→ **Aim of the exercise**
Locate each line below that includes "attached" and reproduce it.

→ **Part of a data file**

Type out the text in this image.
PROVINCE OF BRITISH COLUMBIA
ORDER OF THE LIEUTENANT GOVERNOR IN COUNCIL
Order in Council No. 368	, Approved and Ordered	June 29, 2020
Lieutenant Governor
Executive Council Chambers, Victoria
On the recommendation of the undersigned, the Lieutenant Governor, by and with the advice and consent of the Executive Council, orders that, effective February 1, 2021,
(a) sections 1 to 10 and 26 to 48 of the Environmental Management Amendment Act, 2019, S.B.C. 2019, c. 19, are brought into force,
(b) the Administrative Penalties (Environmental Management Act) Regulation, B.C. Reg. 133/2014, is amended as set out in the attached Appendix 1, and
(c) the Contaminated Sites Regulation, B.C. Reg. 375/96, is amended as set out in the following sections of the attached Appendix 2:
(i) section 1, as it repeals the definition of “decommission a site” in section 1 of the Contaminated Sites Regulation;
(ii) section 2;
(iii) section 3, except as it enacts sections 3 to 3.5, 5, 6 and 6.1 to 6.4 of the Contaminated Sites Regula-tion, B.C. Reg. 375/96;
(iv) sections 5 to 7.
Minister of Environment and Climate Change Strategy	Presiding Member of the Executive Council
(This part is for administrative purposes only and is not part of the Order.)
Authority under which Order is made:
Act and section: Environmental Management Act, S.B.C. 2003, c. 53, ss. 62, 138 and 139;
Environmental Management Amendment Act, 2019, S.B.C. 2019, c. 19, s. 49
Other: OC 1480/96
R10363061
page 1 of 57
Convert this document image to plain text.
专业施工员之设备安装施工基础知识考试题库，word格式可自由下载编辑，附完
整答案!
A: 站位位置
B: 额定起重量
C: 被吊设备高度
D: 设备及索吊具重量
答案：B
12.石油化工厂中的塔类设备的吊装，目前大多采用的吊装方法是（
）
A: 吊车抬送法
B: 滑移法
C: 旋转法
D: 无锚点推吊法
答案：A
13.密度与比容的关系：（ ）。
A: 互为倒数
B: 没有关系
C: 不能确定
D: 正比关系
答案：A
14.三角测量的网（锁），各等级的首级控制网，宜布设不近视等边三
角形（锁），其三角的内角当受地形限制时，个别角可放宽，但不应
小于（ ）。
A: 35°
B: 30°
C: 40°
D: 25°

==

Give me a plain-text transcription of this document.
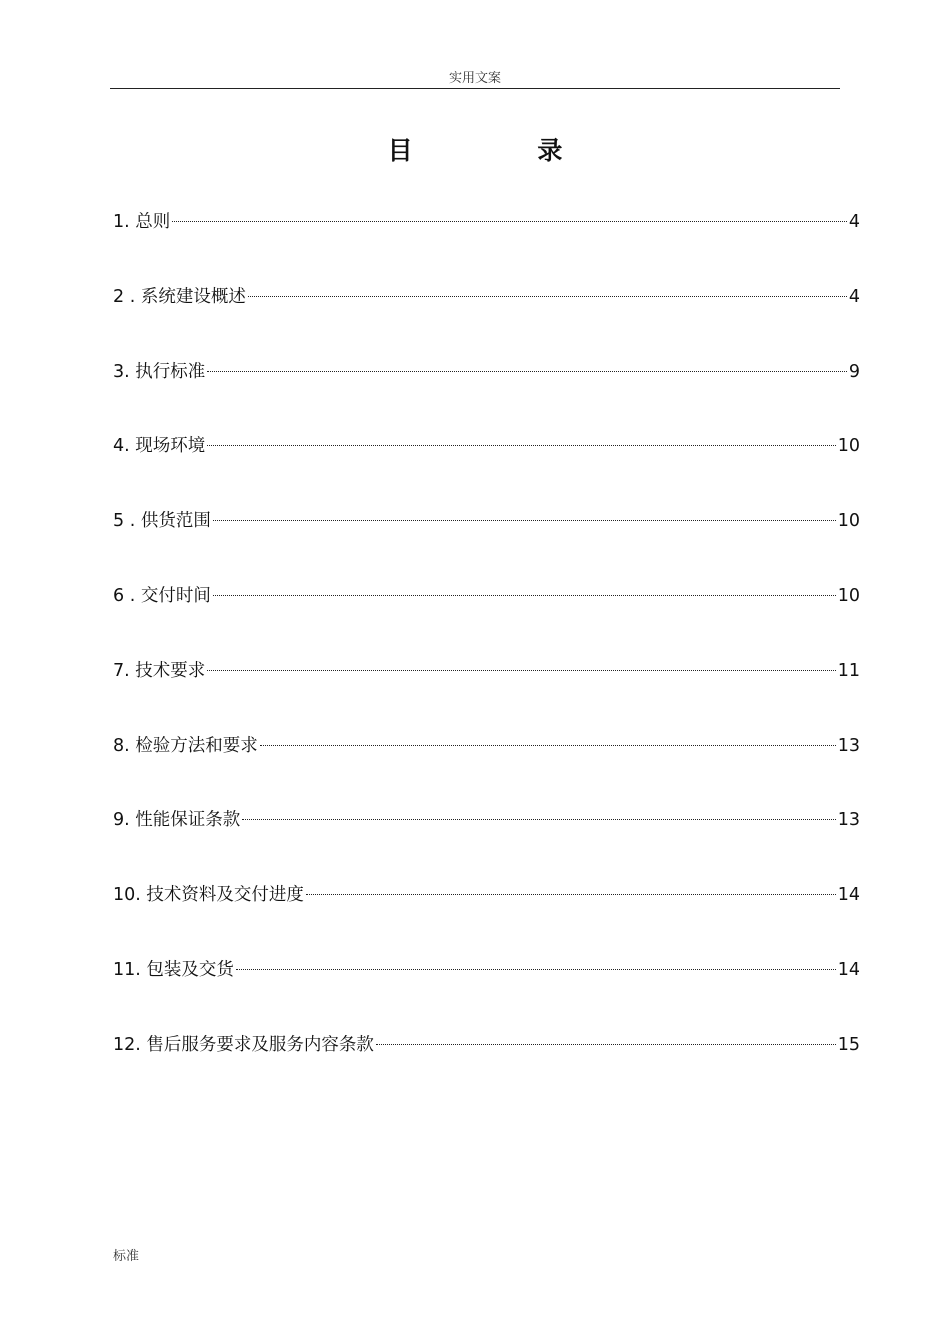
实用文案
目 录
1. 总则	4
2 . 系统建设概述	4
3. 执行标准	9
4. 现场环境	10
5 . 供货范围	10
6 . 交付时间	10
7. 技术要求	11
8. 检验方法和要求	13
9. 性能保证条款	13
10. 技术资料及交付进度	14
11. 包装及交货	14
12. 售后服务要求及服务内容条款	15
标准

→ **Final result**
(b) the Administrative Penalties (Environmental Management Act) Regulation, B.C. Reg. 133/2014, is amended as set out in the attached Appendix 1, and
(c) the Contaminated Sites Regulation, B.C. Reg. 375/96, is amended as set out in the following sections of the attached Appendix 2:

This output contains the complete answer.